▸ **PROMPT**:
What lines below include the word "JSON"? Copy each one.

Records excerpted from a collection
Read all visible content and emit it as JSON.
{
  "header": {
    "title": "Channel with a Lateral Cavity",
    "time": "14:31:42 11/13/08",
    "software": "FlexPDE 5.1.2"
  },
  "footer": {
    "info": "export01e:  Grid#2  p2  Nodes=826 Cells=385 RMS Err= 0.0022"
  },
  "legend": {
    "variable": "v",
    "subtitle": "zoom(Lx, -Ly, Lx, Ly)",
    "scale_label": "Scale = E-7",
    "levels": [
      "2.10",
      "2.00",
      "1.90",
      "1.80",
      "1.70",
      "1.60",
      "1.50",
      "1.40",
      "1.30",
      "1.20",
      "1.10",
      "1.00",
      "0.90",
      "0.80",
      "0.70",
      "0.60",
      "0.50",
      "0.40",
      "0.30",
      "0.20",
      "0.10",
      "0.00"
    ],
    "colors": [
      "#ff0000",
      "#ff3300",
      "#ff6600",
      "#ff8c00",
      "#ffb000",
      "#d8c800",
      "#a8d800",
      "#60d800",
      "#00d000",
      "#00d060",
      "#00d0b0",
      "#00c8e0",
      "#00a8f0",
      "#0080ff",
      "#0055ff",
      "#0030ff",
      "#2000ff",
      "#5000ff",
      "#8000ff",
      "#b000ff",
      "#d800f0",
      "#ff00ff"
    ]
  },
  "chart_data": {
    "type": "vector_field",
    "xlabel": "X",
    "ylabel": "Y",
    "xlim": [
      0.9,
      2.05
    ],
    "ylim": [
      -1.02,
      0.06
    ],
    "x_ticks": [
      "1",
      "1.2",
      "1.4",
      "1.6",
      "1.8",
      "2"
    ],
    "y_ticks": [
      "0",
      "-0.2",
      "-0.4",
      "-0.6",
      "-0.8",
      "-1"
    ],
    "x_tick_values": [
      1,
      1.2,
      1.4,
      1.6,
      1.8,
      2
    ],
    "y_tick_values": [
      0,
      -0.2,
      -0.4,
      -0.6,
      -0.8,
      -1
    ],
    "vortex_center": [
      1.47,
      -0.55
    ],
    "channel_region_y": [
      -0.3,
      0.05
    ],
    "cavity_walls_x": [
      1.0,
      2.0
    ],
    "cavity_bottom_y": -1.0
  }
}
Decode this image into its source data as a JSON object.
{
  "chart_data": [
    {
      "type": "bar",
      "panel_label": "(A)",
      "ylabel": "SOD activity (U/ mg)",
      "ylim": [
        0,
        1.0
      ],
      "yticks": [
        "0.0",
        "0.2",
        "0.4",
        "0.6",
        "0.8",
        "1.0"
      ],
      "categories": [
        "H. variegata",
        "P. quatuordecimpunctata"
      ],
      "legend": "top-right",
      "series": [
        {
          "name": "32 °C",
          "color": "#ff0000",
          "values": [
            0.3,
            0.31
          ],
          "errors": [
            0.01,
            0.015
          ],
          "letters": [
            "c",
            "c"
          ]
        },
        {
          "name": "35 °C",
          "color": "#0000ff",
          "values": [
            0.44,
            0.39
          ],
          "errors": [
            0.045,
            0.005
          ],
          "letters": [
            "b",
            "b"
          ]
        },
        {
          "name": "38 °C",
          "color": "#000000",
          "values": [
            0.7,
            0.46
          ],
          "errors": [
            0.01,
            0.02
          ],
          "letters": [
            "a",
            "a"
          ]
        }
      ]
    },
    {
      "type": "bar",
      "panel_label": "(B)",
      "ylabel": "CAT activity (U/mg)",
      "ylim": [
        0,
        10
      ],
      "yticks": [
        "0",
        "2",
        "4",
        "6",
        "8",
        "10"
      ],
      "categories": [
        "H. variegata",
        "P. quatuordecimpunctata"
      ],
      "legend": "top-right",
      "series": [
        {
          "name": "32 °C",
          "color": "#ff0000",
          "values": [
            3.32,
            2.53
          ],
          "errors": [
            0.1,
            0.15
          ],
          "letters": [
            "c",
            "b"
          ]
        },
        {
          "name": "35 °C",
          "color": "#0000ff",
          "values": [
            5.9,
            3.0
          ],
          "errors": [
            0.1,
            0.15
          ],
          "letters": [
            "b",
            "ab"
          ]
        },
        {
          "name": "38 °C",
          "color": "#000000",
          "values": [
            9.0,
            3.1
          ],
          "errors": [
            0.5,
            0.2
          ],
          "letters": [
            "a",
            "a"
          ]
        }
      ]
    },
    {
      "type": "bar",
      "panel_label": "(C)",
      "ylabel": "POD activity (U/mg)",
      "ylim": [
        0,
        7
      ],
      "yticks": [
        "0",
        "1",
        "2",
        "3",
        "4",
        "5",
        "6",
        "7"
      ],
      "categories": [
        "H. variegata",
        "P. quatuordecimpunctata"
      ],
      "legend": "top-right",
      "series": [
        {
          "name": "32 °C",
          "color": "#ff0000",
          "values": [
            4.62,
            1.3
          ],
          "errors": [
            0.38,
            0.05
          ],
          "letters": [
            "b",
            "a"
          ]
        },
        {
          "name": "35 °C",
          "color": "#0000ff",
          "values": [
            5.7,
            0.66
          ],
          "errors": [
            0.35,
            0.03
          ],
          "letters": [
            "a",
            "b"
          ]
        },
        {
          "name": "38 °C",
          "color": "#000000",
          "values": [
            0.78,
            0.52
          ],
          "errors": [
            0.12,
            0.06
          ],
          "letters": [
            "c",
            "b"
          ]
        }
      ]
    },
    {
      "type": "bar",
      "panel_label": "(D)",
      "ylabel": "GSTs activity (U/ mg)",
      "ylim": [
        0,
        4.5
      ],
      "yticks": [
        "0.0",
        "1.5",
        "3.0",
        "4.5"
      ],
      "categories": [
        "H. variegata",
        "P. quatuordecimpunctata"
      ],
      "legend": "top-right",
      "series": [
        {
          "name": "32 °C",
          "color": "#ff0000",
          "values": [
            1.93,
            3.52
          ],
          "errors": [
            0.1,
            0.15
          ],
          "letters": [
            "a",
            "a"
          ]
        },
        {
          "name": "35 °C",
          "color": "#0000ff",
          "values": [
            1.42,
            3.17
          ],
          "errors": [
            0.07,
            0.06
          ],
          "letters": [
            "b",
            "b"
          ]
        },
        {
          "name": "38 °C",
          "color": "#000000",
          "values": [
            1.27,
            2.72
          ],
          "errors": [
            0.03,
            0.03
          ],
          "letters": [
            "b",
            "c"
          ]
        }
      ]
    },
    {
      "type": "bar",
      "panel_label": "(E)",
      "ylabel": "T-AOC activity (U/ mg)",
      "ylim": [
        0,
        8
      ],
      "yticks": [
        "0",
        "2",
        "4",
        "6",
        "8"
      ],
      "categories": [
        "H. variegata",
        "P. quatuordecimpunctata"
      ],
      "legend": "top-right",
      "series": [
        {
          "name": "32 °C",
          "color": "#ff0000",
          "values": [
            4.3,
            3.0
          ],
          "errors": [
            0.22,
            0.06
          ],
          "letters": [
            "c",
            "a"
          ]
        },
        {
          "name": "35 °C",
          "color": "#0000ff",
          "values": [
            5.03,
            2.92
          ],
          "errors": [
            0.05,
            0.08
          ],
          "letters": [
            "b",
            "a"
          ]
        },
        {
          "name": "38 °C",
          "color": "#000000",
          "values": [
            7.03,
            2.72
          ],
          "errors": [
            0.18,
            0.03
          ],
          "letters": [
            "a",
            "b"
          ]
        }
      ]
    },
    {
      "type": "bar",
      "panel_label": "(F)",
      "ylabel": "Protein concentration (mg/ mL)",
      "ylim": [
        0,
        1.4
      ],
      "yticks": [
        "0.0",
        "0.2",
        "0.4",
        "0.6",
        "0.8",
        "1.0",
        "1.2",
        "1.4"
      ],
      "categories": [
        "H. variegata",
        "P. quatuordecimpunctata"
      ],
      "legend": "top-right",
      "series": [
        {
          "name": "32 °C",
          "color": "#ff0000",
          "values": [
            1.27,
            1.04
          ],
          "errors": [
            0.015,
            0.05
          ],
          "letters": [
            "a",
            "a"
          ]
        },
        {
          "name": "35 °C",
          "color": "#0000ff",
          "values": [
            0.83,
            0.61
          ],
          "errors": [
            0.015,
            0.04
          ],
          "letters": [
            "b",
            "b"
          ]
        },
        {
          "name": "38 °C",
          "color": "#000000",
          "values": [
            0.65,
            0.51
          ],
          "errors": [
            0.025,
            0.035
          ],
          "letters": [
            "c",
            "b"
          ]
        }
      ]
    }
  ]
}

▸ **TASK SOLUTION**:
Read all visible content and emit it as JSON.
Decode this image into its source data as a JSON object.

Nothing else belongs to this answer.